-- start RECORDS FOR THE TASK --

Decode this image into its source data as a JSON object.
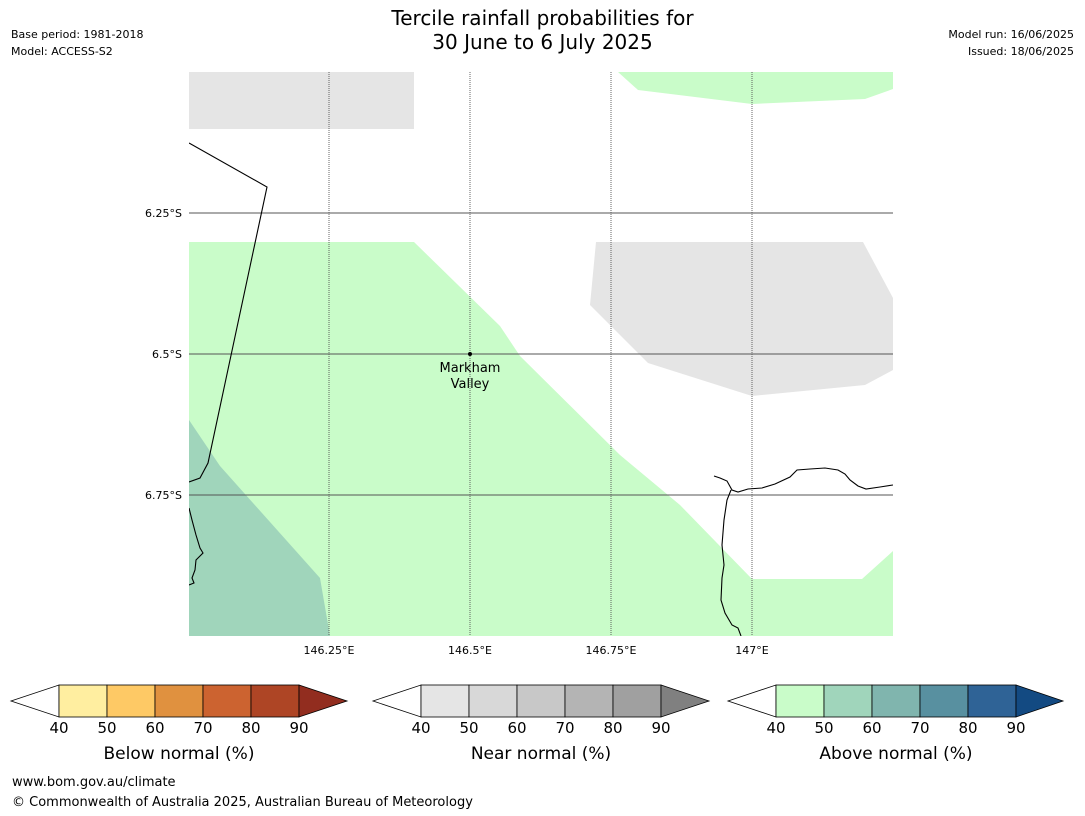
{
  "title_line1": "Tercile rainfall probabilities for",
  "title_line2": "30 June to 6 July 2025",
  "base_period": "Base period: 1981-2018",
  "model": "Model: ACCESS-S2",
  "model_run": "Model run: 16/06/2025",
  "issued": "Issued: 18/06/2025",
  "map": {
    "lat_labels": [
      "6.25°S",
      "6.5°S",
      "6.75°S"
    ],
    "lon_labels": [
      "146.25°E",
      "146.5°E",
      "146.75°E",
      "147°E"
    ],
    "place_line1": "Markham",
    "place_line2": "Valley"
  },
  "legend": {
    "below": {
      "label": "Below normal (%)",
      "colors": [
        "#ffffff",
        "#ffeea0",
        "#fec965",
        "#e0913f",
        "#cc6330",
        "#ae4525",
        "#922d1f"
      ]
    },
    "near": {
      "label": "Near normal (%)",
      "colors": [
        "#ffffff",
        "#e5e5e5",
        "#d8d8d8",
        "#c8c8c8",
        "#b4b4b4",
        "#a0a0a0",
        "#808080"
      ]
    },
    "above": {
      "label": "Above normal (%)",
      "colors": [
        "#ffffff",
        "#c9fcc9",
        "#a0d5bb",
        "#80b5ae",
        "#5890a0",
        "#2f6396",
        "#134a82"
      ]
    },
    "ticks": [
      "40",
      "50",
      "60",
      "70",
      "80",
      "90"
    ]
  },
  "footer_url": "www.bom.gov.au/climate",
  "footer_copyright": "© Commonwealth of Australia 2025, Australian Bureau of Meteorology"
}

-- end RECORDS FOR THE TASK --

EXERCISE DESCRIPTION:
Pictures are excluded; copy all other data exactly as shown.

COMPLETED EXERCISE:
Decode this image into its source data as a JSON object.
{
  "title_line1": "Tercile rainfall probabilities for",
  "title_line2": "30 June to 6 July 2025",
  "base_period": "Base period: 1981-2018",
  "model": "Model: ACCESS-S2",
  "model_run": "Model run: 16/06/2025",
  "issued": "Issued: 18/06/2025",
  "map": {
    "lat_labels": [
      "6.25°S",
      "6.5°S",
      "6.75°S"
    ],
    "lon_labels": [
      "146.25°E",
      "146.5°E",
      "146.75°E",
      "147°E"
    ],
    "place_line1": "Markham",
    "place_line2": "Valley"
  },
  "legend": {
    "below": {
      "label": "Below normal (%)",
      "colors": [
        "#ffffff",
        "#ffeea0",
        "#fec965",
        "#e0913f",
        "#cc6330",
        "#ae4525",
        "#922d1f"
      ]
    },
    "near": {
      "label": "Near normal (%)",
      "colors": [
        "#ffffff",
        "#e5e5e5",
        "#d8d8d8",
        "#c8c8c8",
        "#b4b4b4",
        "#a0a0a0",
        "#808080"
      ]
    },
    "above": {
      "label": "Above normal (%)",
      "colors": [
        "#ffffff",
        "#c9fcc9",
        "#a0d5bb",
        "#80b5ae",
        "#5890a0",
        "#2f6396",
        "#134a82"
      ]
    },
    "ticks": [
      "40",
      "50",
      "60",
      "70",
      "80",
      "90"
    ]
  },
  "footer_url": "www.bom.gov.au/climate",
  "footer_copyright": "© Commonwealth of Australia 2025, Australian Bureau of Meteorology"
}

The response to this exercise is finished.